(Dataset records)
☆ ☆ ☆ ☆
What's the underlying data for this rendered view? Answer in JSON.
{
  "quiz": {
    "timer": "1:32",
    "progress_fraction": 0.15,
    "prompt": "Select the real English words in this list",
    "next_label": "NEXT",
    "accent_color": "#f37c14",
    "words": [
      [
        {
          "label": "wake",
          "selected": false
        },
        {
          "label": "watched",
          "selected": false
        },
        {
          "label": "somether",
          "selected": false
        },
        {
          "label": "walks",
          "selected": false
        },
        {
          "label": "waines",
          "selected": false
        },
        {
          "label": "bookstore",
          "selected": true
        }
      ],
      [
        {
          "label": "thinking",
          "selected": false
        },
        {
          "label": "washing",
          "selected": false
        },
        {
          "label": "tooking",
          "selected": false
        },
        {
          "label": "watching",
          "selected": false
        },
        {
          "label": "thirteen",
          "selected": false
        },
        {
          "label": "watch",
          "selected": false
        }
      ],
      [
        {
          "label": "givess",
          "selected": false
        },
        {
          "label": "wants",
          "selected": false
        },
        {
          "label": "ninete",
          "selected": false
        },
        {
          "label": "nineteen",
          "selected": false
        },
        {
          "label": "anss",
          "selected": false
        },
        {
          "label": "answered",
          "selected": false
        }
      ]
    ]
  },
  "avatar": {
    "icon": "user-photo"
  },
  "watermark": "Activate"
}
☆ ☆ ☆ ☆
* **To be done**: Give the listing above again, word for word.

* **Response**:
What's the underlying data for this rendered view? Answer in JSON.
{
  "quiz": {
    "timer": "1:32",
    "progress_fraction": 0.15,
    "prompt": "Select the real English words in this list",
    "next_label": "NEXT",
    "accent_color": "#f37c14",
    "words": [
      [
        {
          "label": "wake",
          "selected": false
        },
        {
          "label": "watched",
          "selected": false
        },
        {
          "label": "somether",
          "selected": false
        },
        {
          "label": "walks",
          "selected": false
        },
        {
          "label": "waines",
          "selected": false
        },
        {
          "label": "bookstore",
          "selected": true
        }
      ],
      [
        {
          "label": "thinking",
          "selected": false
        },
        {
          "label": "washing",
          "selected": false
        },
        {
          "label": "tooking",
          "selected": false
        },
        {
          "label": "watching",
          "selected": false
        },
        {
          "label": "thirteen",
          "selected": false
        },
        {
          "label": "watch",
          "selected": false
        }
      ],
      [
        {
          "label": "givess",
          "selected": false
        },
        {
          "label": "wants",
          "selected": false
        },
        {
          "label": "ninete",
          "selected": false
        },
        {
          "label": "nineteen",
          "selected": false
        },
        {
          "label": "anss",
          "selected": false
        },
        {
          "label": "answered",
          "selected": false
        }
      ]
    ]
  },
  "avatar": {
    "icon": "user-photo"
  },
  "watermark": "Activate"
}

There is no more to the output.